[START TEXT SHOWN]

Now it is the leg. It hurts in several places. Quite badly. Stinging. First the back. Then the paper cut. Now the leg. Pain follows me. It is the season of pain. Not just physical pain in the body. But also mental pain. I have made the mistake of trying to be around non-Indian women. It is my own fault. It doesn’t matter what you do with them. It is never enough. I didn’t listen.

It was the first official Kew Gardens tour in the morning, the first one after I passed the assessment. I got really good feedback, which felt good, as I wrote the thing. It was particularly pleasing because one of the customers had been quite angry about something before she came onto my tour, so I changed her mind about the Gardens. The other thing was that I had children on the tour and one of the other volunteers told me that they came back to give me some really great feedback as well. So a success on all counts.

Afterwards, I had tea with one of the other volunteers that came onto the tour with me, to catch up on some stuff. She is Indian. Therefore we are friends. We have community spirit.

[END TEXT SHOWN]

PROBLEMS AND TASKS -
1. According to the diary entry about the Kew Gardens tour, who came back to give the narrator great feedback, as one of the other volunteers reported?
2. Pick up the diary entry about the Kew Gardens tour after its final sentence and keep writing in the same voice.

[START STORED ROWS]

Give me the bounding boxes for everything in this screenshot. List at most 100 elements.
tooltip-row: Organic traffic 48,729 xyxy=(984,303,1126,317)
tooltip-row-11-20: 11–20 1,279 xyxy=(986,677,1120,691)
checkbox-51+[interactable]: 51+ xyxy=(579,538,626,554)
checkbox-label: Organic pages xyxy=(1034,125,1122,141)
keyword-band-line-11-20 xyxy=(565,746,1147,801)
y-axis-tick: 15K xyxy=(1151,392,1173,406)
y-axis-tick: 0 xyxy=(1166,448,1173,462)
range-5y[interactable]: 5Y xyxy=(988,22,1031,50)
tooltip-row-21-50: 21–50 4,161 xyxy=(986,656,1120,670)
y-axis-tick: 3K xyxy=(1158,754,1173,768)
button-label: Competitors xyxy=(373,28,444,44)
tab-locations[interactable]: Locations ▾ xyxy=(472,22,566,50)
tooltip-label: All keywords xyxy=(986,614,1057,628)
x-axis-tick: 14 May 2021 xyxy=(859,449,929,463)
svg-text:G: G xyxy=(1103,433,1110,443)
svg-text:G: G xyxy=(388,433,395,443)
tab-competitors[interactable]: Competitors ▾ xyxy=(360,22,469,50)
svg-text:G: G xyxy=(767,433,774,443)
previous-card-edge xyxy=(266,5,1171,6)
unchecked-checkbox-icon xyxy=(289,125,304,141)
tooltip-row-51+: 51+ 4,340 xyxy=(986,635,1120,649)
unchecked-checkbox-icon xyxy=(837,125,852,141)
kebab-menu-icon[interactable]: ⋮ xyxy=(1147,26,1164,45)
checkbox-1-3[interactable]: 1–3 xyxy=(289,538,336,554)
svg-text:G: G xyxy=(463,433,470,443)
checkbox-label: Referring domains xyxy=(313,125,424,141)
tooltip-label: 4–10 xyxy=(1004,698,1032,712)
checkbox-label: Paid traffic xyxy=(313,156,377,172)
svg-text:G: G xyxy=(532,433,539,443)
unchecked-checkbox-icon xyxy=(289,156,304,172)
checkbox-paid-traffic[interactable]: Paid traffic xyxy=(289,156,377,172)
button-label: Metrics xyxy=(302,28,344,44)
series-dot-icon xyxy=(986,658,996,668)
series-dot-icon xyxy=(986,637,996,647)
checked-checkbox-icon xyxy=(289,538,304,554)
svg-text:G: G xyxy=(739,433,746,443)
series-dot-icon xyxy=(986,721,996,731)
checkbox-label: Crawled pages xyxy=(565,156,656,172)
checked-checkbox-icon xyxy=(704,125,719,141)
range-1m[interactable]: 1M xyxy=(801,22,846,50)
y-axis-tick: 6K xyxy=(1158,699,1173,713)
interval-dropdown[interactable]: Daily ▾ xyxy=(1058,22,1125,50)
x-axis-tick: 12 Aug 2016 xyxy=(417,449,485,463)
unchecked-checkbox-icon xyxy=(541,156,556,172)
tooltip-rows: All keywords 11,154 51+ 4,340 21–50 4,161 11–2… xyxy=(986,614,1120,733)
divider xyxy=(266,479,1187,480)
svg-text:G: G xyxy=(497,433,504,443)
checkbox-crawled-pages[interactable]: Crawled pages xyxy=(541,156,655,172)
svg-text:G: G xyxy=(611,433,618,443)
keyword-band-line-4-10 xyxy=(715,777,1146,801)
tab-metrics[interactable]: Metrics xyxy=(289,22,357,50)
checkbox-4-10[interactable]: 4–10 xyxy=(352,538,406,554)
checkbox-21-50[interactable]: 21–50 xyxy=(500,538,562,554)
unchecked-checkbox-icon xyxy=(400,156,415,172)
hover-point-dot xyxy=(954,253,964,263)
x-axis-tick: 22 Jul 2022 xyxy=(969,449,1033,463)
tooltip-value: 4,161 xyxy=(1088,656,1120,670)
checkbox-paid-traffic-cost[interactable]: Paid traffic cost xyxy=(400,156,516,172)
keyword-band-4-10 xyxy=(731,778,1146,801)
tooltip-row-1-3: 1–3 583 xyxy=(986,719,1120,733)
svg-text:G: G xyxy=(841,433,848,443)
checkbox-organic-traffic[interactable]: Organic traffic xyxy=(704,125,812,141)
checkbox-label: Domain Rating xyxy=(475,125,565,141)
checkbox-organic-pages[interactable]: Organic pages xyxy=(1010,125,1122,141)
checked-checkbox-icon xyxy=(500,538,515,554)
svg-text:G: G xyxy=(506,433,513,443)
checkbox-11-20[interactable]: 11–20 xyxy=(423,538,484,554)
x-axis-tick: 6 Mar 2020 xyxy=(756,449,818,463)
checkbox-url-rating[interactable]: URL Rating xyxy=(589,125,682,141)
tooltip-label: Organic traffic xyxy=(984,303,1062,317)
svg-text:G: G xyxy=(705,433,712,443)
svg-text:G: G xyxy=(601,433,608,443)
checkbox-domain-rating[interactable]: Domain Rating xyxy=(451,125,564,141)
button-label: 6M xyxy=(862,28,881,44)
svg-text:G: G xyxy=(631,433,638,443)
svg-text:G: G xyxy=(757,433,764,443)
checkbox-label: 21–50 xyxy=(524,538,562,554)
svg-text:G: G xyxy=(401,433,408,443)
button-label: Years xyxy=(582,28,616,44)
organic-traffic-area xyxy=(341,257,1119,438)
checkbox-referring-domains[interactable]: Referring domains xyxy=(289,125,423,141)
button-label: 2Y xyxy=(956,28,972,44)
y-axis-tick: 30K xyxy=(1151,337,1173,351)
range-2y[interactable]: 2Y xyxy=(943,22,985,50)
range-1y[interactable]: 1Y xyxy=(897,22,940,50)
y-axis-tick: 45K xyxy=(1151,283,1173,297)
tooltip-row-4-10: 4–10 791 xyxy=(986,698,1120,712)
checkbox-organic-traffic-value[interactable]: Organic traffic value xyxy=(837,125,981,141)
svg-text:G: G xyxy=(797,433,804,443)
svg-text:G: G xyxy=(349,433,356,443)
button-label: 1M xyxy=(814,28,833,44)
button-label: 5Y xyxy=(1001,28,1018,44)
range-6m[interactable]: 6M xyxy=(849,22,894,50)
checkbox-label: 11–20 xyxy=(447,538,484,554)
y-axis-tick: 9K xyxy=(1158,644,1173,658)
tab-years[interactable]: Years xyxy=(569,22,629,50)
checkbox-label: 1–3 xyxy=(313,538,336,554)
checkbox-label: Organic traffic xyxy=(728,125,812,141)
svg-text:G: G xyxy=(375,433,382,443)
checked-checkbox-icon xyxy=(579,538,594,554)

[END STORED ROWS]

RESULTS OF THE TASKS -
1. The children who were on the tour.

2.
It was lunch with my mentor afterwards. He is such a genuine, friendly, wonderful guy. So I treated him to a meal with me in the orangery. And he bought me a present because I had recently passed the assessment – a beautiful book about the Latin names of plants. This is the second book that he has given me. He knows my weakness – that I love books and learning. That’s the wonderful kind of guy that he is. The book is a piece of art and I will treasure it forever. It is rare in my life to be given a present.

Afterwards I travelled in the Kew Train in a compartment with a young mother and her children. The family started talking to me, especially the children. They were asking me all sorts of questions. I like being around children. They are innocent and friendly and curious. They are not boring. As the sun shone in their eyes and I watched their unfeigned actions and conversation, I thought how wonderful it would have been to have been sitting in that train with my own children.

Kew palace was open so I went inside. Every single one of the women actresses inside came up to me and talked to me. It is a fact that I am good looking. So when someone sees me for the first time, they are impressed. One of them complimented my clothes which is happening more and more recently. But it just surprises me how women are always trying to talk to me nowadays when they get a chance. One of them, I spoke to for quite a long time about conditions for young people and I gave her some advice.

On the way to the station, I bought a book of political quotations from the charity bookshop.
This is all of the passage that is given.